_TASKS TO COMPLETE:_
a. According to the article on the state pension, how many qualifying years must a person accrue to receive any state pension at all?
b. Write the next part of the article on qualifying for a full state pension, starting after its final sentence.

_SELECTED EXCERPT:_

Have you DONE enough to get a full state pension? 

Tracy Henson of accountancy firm Barnett & Turner does the sums. We all joke that by the time we reach retirement age, the state pension won’t be worth having. But let’s not give up on it just yet.  I’m still looking forward to getting my own pension and I know what I should get, but do you?  And do you know how to make your position better if you find that you haven’t already done enough to qualify for the full amount?

Whether, and to what extent, you qualify for a state pension is determined by reference to your work history or, more accurately, your National Insurance record.

It’s relatively easy for me, as an employee with a regular income, to say that my National Insurance record is building up nicely, but for the self-employed and especially those in the struggling agricultural sector, it’s not so clear-cut. National Insurance reliefs claimed in the past could have a nasty sting in the tail when it comes to accruing qualifying years.

To get any state pension, you need to accrue a minimum of 10 qualifying years.  Reach this and you'll be paid 10/35ths of the full £155-pw state pension, or about £44.  If you don't manage to meet this minimum, you won't get a penny.  To get the full £155 pension you’ll need to have accrued 35 qualifying years.  Doing the maths, each additional qualifying year increases the pension by £4 per week or £208 per year.

So what is a qualifying year and what’s the issue?

  • For the self-employed, a qualifying year is one during which they have continuously paid Class 2 National Insurance.
  • Those with low earnings could (and can still) be exempted from paying Class 2 National Insurance, which is not at all uncommon in the agricultural sector, bearing in mind low profitability in recent years. Even in a good year, capital investment may have resulted in much lower taxable profits and therefore low earnings for this purpose.  Claiming exemption because of low earnings may have been sensible at the time but, not having paid the Class 2 will result in gaps in your National Insurance record and, quite possibly, a reduced state pension.

How do you know if you have a problem and, is there a fix?

_PROVIDED INFORMATION:_
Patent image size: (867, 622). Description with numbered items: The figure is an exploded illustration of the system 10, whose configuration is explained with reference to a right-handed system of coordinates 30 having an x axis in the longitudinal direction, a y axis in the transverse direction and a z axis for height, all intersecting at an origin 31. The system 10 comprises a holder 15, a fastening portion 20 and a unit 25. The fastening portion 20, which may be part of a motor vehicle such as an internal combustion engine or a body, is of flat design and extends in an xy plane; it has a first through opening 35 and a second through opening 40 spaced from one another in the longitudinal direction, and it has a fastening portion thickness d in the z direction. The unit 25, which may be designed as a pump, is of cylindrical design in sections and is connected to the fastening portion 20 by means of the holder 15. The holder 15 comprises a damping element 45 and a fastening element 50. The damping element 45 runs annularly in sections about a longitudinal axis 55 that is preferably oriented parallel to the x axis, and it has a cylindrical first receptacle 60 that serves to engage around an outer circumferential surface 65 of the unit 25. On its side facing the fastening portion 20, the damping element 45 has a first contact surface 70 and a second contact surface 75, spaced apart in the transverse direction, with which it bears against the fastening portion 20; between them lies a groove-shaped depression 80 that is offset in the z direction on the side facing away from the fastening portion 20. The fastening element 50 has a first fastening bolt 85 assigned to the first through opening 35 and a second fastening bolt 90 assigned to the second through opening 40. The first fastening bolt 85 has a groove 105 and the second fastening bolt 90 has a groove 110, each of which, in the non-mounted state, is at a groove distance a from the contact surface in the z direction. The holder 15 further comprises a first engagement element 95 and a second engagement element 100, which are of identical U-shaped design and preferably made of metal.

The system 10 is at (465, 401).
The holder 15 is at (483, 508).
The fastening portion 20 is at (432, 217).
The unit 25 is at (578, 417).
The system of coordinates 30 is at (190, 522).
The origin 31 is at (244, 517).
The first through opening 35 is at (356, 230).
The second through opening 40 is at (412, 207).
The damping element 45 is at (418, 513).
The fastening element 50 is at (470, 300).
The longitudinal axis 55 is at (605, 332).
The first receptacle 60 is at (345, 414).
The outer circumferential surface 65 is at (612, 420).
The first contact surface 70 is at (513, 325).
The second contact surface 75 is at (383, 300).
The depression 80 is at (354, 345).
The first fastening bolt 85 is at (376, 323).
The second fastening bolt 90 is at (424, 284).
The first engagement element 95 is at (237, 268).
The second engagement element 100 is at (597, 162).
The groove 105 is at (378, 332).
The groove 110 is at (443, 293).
==
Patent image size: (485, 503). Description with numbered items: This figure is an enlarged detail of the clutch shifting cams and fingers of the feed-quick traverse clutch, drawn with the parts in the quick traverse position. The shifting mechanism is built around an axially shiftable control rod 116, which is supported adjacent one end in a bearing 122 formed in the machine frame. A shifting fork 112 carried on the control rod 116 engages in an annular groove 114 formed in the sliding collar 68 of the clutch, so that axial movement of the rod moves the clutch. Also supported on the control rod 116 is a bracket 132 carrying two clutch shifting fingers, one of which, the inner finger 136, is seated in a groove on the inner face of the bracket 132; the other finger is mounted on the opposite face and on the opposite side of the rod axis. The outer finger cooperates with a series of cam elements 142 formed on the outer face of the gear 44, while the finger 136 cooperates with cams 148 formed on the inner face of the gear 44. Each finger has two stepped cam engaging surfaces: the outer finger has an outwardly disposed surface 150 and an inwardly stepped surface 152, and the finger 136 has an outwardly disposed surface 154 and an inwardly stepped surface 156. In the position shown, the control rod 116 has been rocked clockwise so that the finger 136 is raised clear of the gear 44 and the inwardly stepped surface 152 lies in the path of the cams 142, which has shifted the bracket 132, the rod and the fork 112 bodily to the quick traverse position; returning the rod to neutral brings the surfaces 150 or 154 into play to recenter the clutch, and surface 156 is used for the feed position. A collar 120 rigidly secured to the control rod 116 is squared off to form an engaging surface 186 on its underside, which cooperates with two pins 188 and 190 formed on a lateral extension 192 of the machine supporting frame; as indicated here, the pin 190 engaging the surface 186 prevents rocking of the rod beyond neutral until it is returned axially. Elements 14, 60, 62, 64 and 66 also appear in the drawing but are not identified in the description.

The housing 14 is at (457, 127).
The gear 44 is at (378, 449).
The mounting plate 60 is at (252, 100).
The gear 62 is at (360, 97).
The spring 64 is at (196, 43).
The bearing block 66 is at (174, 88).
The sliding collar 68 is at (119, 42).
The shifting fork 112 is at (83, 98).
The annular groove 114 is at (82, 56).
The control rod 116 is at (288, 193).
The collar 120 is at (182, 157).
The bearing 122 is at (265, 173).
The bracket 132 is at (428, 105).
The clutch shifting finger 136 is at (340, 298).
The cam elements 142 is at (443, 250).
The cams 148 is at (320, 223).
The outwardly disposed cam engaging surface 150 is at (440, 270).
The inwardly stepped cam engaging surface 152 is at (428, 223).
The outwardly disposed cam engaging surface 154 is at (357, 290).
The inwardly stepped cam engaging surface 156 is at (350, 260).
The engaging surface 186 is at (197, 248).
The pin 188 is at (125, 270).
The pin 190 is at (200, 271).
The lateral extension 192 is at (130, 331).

_EXERCISE RESULTS:_
a. A minimum of 10 qualifying years.

b.
If you have any concerns regarding your entitlement to a state pension – or a full state pension – we would recommend that you request a state pension statement and/or a National Insurance statement.  These statements will highlight whether there are any gaps in your National Insurance record and to what extent your state pension suffers as a result.

As regards filling any gaps, the solution is simple. At least for me it is!  I won’t reach retirement age until 30 June 2048, so I’ve got another 32 years to work and accrue qualifying years.  If you are closer to retirement age however, you can make voluntary National Insurance contributions.  It can cost as little as £145 to fill a gap year, which seems like a reasonable figure, bearing in mind the annual increase in state pension as a result will be £208.

If you would like to know how to request a state pension statement or a National Insurance statement, just ask your accountant for advice.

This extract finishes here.